▶

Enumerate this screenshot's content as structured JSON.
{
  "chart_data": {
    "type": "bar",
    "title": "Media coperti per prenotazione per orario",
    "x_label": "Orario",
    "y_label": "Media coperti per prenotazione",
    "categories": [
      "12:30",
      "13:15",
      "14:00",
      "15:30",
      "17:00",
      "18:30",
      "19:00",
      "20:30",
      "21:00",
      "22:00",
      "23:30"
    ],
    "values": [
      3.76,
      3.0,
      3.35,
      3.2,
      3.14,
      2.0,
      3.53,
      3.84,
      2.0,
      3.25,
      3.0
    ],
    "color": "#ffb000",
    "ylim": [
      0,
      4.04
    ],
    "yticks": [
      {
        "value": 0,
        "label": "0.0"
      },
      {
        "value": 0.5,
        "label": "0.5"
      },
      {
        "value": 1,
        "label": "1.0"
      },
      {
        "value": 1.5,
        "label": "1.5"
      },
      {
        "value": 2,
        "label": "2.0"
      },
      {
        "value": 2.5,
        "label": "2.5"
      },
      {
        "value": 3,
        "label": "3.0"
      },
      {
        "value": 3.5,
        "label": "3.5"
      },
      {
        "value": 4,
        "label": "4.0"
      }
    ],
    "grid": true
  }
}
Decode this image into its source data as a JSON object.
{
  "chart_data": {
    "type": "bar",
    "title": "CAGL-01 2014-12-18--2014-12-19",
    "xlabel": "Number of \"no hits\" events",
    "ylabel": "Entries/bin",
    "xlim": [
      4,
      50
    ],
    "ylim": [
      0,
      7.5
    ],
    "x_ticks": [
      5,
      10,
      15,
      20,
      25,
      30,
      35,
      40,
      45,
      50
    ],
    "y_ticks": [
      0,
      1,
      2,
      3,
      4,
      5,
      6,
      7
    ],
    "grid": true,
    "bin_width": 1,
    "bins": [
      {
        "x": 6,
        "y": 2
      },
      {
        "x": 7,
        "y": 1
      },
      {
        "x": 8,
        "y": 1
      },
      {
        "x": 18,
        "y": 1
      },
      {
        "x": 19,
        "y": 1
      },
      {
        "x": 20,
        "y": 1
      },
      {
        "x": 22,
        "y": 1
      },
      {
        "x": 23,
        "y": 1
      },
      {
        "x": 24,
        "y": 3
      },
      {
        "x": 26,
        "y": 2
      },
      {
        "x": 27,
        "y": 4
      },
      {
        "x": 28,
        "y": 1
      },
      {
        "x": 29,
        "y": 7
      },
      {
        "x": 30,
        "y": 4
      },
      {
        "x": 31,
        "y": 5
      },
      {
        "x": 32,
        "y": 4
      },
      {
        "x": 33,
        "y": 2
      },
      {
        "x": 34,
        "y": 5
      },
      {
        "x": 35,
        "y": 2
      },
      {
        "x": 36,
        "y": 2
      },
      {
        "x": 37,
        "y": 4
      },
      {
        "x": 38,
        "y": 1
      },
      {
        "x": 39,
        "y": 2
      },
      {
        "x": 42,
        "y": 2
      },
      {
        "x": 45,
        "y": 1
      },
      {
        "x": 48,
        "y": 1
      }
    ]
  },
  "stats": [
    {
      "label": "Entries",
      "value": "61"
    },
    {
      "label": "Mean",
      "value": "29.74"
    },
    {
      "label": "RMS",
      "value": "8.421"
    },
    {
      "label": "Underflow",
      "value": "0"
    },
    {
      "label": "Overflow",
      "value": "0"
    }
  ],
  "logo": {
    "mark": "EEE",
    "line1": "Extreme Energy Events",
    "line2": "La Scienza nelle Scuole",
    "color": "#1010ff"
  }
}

◀

:: WRITTEN TASK ::
Every line of the listing that holds "coperti" should be found and copied.

:: EXERCISE RESULT ::
    "title": "Media coperti per prenotazione per orario",
    "y_label": "Media coperti per prenotazione",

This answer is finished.